▸ Problem to work on
Draw out every line with the word "ticker" from the listing below.

▸ Recorded data
==*==

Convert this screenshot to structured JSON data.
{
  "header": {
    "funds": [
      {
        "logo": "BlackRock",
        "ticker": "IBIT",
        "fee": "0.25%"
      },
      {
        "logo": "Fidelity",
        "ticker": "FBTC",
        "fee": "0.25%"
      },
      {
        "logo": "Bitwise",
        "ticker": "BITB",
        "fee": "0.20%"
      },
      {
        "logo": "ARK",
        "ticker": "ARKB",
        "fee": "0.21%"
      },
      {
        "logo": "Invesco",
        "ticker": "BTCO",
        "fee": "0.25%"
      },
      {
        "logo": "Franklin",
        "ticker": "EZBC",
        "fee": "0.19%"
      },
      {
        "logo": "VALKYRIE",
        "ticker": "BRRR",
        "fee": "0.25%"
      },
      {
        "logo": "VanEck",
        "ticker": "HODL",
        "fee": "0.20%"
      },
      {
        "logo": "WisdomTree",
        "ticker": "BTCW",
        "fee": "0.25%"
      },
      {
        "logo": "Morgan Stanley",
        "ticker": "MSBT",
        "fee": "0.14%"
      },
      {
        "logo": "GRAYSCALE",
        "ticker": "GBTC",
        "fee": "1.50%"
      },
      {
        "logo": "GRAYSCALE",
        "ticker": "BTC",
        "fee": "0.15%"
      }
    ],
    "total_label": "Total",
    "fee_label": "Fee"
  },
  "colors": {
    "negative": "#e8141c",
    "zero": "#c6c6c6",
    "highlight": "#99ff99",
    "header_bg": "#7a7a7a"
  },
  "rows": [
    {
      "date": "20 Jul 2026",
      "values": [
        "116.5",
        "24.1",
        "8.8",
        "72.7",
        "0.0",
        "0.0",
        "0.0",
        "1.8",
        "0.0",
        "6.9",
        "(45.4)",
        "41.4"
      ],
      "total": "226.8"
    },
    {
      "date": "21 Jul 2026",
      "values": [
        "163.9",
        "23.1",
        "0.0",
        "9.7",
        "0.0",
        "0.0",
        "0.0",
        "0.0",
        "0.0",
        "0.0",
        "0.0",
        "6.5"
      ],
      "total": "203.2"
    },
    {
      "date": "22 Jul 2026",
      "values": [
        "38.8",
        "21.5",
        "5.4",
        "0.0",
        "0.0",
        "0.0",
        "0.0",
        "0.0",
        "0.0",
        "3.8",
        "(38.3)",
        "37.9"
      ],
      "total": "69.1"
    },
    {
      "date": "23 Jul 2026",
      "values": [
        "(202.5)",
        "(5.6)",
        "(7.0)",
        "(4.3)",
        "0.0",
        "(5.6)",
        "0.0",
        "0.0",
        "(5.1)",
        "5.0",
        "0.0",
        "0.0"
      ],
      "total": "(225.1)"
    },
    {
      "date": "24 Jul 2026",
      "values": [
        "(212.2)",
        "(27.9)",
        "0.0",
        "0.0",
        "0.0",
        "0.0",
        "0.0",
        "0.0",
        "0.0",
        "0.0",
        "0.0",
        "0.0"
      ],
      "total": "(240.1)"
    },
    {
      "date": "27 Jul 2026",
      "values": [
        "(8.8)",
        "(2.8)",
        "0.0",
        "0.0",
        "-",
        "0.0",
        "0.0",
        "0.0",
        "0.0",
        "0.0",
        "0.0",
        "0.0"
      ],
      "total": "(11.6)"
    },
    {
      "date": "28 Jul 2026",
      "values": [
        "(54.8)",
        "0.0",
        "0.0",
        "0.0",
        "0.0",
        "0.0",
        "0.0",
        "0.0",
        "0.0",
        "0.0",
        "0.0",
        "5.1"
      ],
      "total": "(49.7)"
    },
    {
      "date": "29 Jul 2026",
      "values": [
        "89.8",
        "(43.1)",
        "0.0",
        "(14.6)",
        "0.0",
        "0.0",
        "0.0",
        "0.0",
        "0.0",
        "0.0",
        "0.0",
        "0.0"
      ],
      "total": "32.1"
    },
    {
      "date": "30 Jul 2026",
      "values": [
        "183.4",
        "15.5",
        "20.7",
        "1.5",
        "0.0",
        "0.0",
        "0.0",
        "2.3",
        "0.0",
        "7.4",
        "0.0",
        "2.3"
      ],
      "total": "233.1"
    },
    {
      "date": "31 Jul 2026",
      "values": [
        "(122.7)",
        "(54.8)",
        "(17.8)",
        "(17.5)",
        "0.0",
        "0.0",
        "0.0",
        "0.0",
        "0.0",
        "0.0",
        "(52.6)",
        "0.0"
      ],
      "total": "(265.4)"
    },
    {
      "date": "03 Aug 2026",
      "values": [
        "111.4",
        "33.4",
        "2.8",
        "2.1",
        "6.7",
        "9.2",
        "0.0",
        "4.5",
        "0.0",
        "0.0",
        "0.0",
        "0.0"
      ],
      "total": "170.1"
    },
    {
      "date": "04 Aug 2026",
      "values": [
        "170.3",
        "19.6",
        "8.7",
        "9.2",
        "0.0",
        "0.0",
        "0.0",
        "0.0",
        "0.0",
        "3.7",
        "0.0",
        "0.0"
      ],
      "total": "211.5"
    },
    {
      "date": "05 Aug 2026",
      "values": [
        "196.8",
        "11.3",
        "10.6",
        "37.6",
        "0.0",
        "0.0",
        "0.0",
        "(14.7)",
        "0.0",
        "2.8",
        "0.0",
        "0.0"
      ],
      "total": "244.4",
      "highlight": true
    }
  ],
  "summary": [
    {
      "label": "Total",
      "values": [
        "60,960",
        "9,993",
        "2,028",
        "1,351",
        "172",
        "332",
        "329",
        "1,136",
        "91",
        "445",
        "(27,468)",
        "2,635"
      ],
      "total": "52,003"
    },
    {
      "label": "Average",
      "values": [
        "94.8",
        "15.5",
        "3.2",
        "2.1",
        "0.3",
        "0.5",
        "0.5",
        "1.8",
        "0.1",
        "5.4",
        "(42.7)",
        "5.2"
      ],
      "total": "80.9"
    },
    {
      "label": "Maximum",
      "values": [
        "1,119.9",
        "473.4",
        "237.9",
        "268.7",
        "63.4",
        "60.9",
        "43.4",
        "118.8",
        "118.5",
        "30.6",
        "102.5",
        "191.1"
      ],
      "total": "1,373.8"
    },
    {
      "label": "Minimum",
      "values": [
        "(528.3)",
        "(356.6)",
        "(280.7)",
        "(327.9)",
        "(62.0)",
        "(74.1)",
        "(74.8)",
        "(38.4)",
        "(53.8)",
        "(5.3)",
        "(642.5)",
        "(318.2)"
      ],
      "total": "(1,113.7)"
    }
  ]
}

==*==

▸ Solution to the problem
        "ticker": "IBIT",
        "ticker": "FBTC",
        "ticker": "BITB",
        "ticker": "ARKB",
        "ticker": "BTCO",
        "ticker": "EZBC",
        "ticker": "BRRR",
        "ticker": "HODL",
        "ticker": "BTCW",
        "ticker": "MSBT",
        "ticker": "GBTC",
        "ticker": "BTC",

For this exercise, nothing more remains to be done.